> **Exercise directions**
Review the material and extract every line in which the word "органе" occurs.

> **Records for processing**
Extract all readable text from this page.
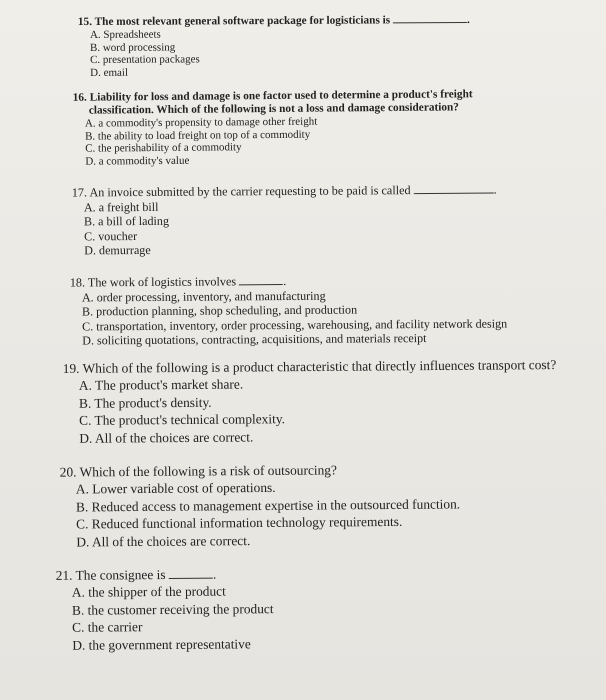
15. The most relevant general software package for logisticians is	.
A. Spreadsheets
B. word processing
C. presentation packages
D. email
16. Liability for loss and damage is one factor used to determine a product's freight
classification. Which of the following is not a loss and damage consideration?
A. a commodity's propensity to damage other freight
B. the ability to load freight on top of a commodity
C. the perishability of a commodity
D. a commodity's value
17. An invoice submitted by the carrier requesting to be paid is called	.
A. a freight bill
B. a bill of lading
C. voucher
D. demurrage
18. The work of logistics involves	.
A. order processing, inventory, and manufacturing
B. production planning, shop scheduling, and production
C. transportation, inventory, order processing, warehousing, and facility network design
D. soliciting quotations, contracting, acquisitions, and materials receipt
19. Which of the following is a product characteristic that directly influences transport cost?
A. The product's market share.
B. The product's density.
C. The product's technical complexity.
D. All of the choices are correct.
20. Which of the following is a risk of outsourcing?
A. Lower variable cost of operations.
B. Reduced access to management expertise in the outsourced function.
C. Reduced functional information technology requirements.
D. All of the choices are correct.
21. The consignee is	.
A. the shipper of the product
B. the customer receiving the product
C. the carrier
D. the government representative
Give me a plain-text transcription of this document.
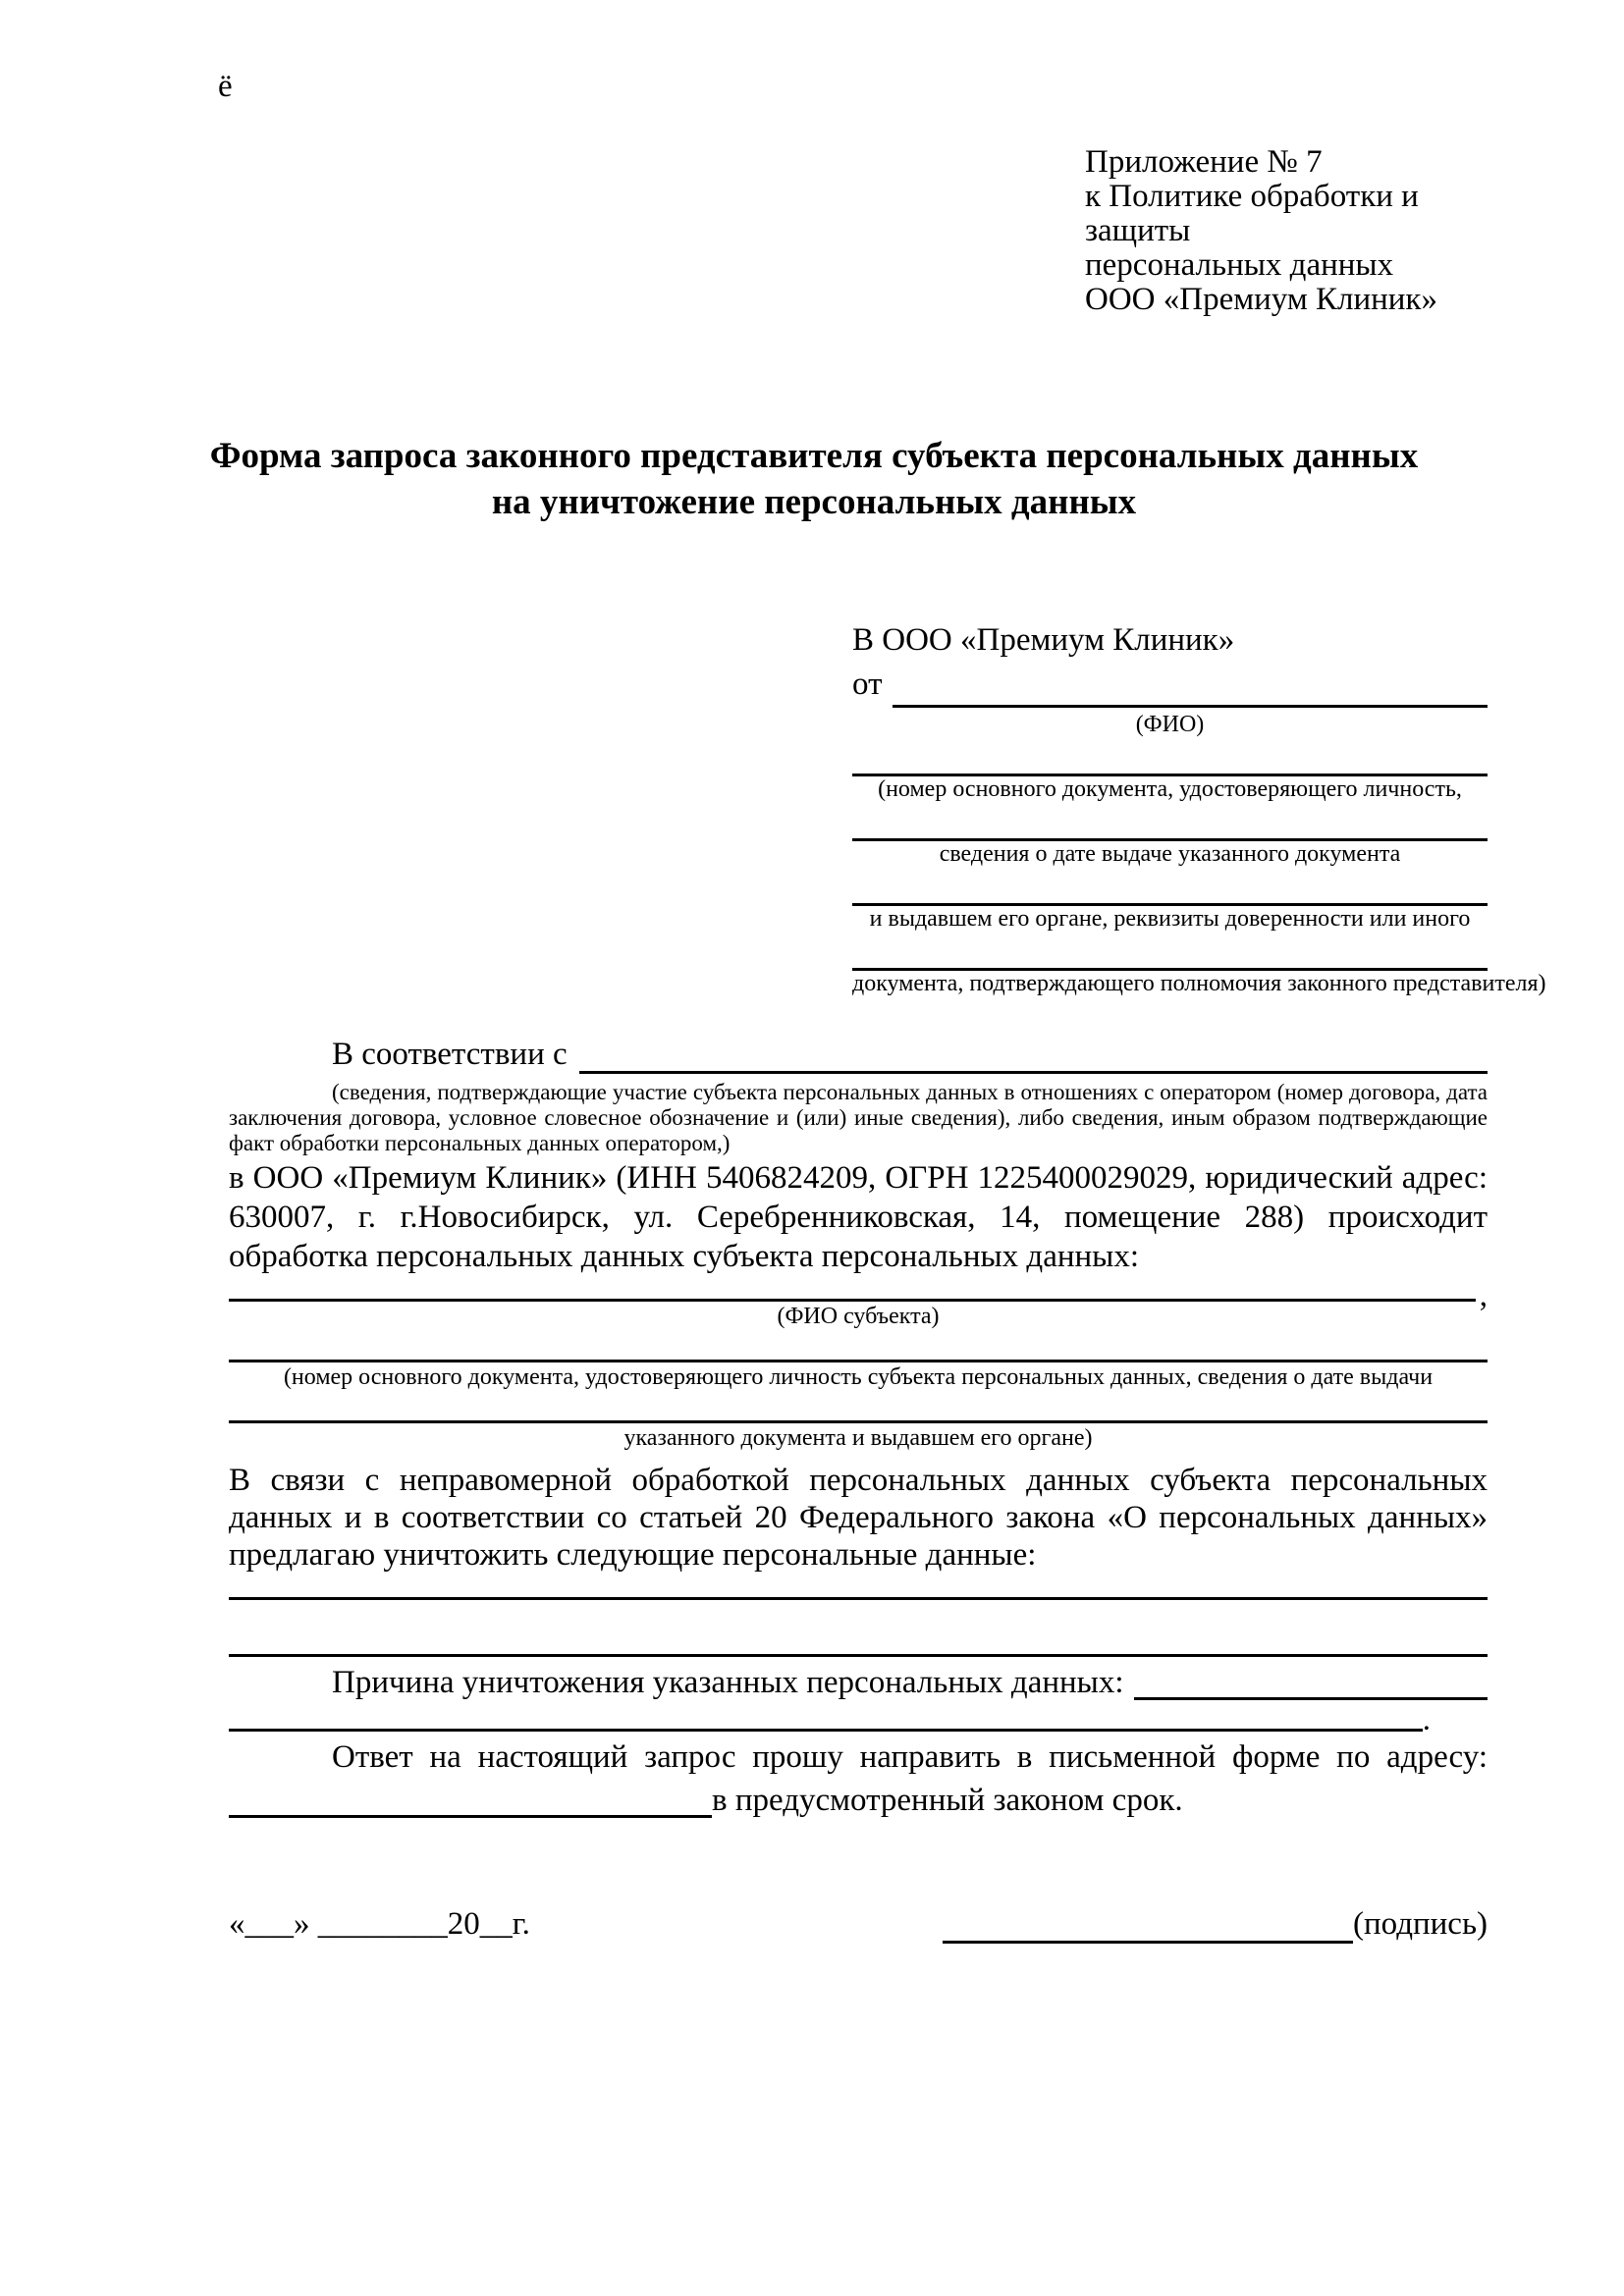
ё
Приложение № 7
к Политике обработки и защиты
персональных данных
ООО «Премиум Клиник»
Форма запроса законного представителя субъекта персональных данных
на уничтожение персональных данных
В ООО «Премиум Клиник»
от
(ФИО)
(номер основного документа, удостоверяющего личность,
сведения о дате выдаче указанного документа
и выдавшем его органе, реквизиты доверенности или иного
документа, подтверждающего полномочия законного представителя)
В соответствии с
(сведения, подтверждающие участие субъекта персональных данных в отношениях с оператором (номер договора, дата заключения договора, условное словесное обозначение и (или) иные сведения), либо сведения, иным образом подтверждающие факт обработки персональных данных оператором,)
в ООО «Премиум Клиник» (ИНН 5406824209, ОГРН 1225400029029, юридический адрес: 630007, г. г.Новосибирск, ул. Серебренниковская, 14, помещение 288) происходит обработка персональных данных субъекта персональных данных:
,
(ФИО субъекта)
(номер основного документа, удостоверяющего личность субъекта персональных данных, сведения о дате выдачи
указанного документа и выдавшем его органе)
В связи с неправомерной обработкой персональных данных субъекта персональных данных и в соответствии со статьей 20 Федерального закона «О персональных данных» предлагаю уничтожить следующие персональные данные:
Причина уничтожения указанных персональных данных:
.
Ответ на настоящий запрос прошу направить в письменной форме по адресу:
в предусмотренный законом срок.
«___» ________20__г.	(подпись)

> **Response**
и выдавшем его органе, реквизиты доверенности или иного
указанного документа и выдавшем его органе)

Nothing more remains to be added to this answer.